- EXERCISE DATA
= = =
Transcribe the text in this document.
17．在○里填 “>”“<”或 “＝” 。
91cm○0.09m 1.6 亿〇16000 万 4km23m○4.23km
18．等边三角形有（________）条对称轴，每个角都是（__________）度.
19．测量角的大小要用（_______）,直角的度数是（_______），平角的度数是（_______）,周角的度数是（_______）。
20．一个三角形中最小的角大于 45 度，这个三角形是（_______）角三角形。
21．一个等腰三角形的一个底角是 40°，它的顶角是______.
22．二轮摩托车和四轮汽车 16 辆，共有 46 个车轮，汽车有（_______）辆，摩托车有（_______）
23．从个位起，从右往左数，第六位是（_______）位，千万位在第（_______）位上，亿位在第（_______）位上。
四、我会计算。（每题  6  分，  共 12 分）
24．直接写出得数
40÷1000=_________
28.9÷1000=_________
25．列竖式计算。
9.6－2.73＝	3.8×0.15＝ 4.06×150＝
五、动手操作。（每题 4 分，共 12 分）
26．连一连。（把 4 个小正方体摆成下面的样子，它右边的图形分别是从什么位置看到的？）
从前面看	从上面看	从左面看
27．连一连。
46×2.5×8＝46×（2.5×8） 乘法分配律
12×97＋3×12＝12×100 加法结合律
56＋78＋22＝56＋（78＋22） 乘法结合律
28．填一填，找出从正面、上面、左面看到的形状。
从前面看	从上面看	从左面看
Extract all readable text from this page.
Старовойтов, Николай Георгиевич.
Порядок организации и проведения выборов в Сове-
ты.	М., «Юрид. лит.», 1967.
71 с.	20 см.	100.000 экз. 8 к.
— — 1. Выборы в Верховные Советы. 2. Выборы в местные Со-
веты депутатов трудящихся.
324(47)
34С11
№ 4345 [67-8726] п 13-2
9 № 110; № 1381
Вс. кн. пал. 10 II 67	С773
= = =
- WRITTEN EXERCISE
Look over the material above and show each line where "text" appears.

- COMPLETE OUTPUT
Transcribe the text in this document.
Extract all readable text from this page.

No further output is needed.